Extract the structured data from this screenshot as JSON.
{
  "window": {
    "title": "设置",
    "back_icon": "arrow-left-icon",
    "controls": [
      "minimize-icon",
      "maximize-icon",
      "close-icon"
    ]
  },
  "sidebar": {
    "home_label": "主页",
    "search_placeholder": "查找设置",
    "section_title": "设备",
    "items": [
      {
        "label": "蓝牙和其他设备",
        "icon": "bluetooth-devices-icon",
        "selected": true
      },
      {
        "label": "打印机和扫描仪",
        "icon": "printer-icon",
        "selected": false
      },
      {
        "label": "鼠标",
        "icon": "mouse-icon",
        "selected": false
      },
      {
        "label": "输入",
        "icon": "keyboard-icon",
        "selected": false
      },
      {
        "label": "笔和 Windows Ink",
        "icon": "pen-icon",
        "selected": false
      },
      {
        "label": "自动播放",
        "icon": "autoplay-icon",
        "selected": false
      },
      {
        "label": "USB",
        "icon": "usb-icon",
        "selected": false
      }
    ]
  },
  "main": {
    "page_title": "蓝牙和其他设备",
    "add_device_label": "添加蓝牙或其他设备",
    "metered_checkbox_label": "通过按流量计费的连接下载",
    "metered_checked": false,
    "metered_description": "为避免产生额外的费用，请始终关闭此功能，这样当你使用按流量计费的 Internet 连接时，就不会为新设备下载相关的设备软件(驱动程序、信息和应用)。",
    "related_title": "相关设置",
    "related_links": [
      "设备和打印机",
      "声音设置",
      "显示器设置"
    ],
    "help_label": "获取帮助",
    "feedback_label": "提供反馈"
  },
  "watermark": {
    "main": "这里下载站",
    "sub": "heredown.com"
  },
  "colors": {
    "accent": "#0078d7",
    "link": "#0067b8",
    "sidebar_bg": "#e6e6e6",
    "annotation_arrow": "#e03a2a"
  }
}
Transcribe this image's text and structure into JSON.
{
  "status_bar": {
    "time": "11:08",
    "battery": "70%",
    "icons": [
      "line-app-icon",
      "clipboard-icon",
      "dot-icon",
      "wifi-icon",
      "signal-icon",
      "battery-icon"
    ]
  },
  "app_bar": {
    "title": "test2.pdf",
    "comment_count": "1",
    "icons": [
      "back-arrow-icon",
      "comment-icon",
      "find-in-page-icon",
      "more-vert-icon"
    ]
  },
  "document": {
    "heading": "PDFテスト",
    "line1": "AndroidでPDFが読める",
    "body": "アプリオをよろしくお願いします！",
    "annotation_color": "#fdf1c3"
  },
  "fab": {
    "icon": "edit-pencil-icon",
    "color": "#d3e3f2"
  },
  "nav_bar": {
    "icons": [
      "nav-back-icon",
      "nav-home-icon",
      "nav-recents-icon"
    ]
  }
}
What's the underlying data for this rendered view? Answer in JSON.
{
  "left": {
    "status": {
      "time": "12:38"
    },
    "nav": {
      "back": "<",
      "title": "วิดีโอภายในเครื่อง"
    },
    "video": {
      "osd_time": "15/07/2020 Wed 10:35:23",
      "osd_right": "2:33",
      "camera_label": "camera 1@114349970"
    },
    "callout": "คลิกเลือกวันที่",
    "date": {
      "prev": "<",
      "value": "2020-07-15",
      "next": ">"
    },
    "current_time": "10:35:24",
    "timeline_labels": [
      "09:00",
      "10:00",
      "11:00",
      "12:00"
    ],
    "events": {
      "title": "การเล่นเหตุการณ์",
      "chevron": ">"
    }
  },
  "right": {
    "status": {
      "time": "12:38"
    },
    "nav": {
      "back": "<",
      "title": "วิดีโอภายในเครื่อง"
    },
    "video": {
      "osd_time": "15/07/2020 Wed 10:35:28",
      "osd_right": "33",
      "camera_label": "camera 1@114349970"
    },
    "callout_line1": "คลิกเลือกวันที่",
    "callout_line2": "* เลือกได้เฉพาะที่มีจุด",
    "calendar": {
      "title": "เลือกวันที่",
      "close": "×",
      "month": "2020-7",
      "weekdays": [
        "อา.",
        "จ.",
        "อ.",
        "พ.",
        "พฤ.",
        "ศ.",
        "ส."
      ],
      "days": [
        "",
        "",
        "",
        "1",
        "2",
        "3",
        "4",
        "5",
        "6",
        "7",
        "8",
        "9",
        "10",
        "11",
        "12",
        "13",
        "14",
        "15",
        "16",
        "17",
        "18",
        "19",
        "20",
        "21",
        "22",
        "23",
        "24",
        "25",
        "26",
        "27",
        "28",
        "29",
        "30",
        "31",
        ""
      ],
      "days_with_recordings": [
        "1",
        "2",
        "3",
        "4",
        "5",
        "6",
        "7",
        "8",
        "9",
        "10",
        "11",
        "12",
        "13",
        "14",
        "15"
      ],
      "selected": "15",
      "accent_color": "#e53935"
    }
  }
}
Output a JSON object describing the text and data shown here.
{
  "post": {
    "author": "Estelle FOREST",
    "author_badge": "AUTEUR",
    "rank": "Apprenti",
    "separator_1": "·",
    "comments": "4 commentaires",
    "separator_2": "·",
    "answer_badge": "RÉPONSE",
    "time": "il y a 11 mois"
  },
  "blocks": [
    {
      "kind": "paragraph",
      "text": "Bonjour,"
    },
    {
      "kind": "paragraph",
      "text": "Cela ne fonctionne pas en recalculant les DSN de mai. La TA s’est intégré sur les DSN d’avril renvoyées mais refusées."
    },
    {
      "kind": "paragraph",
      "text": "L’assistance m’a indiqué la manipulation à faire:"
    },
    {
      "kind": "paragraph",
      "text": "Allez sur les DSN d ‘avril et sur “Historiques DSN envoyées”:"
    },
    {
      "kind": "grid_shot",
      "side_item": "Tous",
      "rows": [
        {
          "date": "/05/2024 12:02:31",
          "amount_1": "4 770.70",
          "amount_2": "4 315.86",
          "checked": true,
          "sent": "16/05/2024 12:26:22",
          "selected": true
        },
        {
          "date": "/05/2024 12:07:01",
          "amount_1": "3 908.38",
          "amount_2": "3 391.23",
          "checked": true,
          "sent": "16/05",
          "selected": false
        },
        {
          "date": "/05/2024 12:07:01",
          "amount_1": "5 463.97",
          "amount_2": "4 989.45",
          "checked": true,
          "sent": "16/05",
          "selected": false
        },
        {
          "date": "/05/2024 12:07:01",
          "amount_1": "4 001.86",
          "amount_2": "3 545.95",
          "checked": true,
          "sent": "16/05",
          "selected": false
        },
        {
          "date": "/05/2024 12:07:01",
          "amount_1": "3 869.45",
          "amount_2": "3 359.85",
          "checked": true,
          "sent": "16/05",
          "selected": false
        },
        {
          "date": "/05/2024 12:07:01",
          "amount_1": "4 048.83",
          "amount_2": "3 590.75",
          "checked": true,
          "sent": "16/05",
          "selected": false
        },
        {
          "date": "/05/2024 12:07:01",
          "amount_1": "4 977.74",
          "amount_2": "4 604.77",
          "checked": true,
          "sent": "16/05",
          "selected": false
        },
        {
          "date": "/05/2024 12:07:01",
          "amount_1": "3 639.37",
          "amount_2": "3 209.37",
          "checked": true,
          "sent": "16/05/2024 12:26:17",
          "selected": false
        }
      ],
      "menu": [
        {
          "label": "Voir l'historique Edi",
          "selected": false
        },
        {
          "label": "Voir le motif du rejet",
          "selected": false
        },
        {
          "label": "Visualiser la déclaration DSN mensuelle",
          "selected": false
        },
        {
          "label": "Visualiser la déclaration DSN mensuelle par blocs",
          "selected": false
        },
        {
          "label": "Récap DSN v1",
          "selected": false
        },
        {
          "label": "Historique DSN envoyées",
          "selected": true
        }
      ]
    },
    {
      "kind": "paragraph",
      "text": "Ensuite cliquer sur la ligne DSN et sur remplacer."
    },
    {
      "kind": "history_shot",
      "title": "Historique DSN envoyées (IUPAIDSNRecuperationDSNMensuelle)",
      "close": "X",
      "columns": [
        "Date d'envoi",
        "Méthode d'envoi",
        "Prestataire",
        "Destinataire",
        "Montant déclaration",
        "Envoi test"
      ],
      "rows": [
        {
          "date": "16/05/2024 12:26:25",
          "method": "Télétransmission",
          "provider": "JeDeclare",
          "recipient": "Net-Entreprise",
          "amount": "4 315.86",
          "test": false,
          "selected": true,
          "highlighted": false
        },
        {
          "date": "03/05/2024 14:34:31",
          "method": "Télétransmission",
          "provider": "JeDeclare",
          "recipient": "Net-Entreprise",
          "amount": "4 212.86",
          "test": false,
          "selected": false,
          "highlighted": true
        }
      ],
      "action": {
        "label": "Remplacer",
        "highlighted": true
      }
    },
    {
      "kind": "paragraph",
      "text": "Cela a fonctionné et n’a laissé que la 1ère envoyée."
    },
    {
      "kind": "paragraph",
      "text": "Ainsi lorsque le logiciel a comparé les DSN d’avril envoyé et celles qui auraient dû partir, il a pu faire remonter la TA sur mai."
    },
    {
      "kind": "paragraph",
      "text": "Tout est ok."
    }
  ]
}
────
* Problem to work on
Using the listing above, show every line that includes the string "Cela".

* Task output
      "text": "Cela ne fonctionne pas en recalculant les DSN de mai. La TA s’est intégré sur les DSN d’avril renvoyées mais refusées."
      "text": "Cela a fonctionné et n’a laissé que la 1ère envoyée."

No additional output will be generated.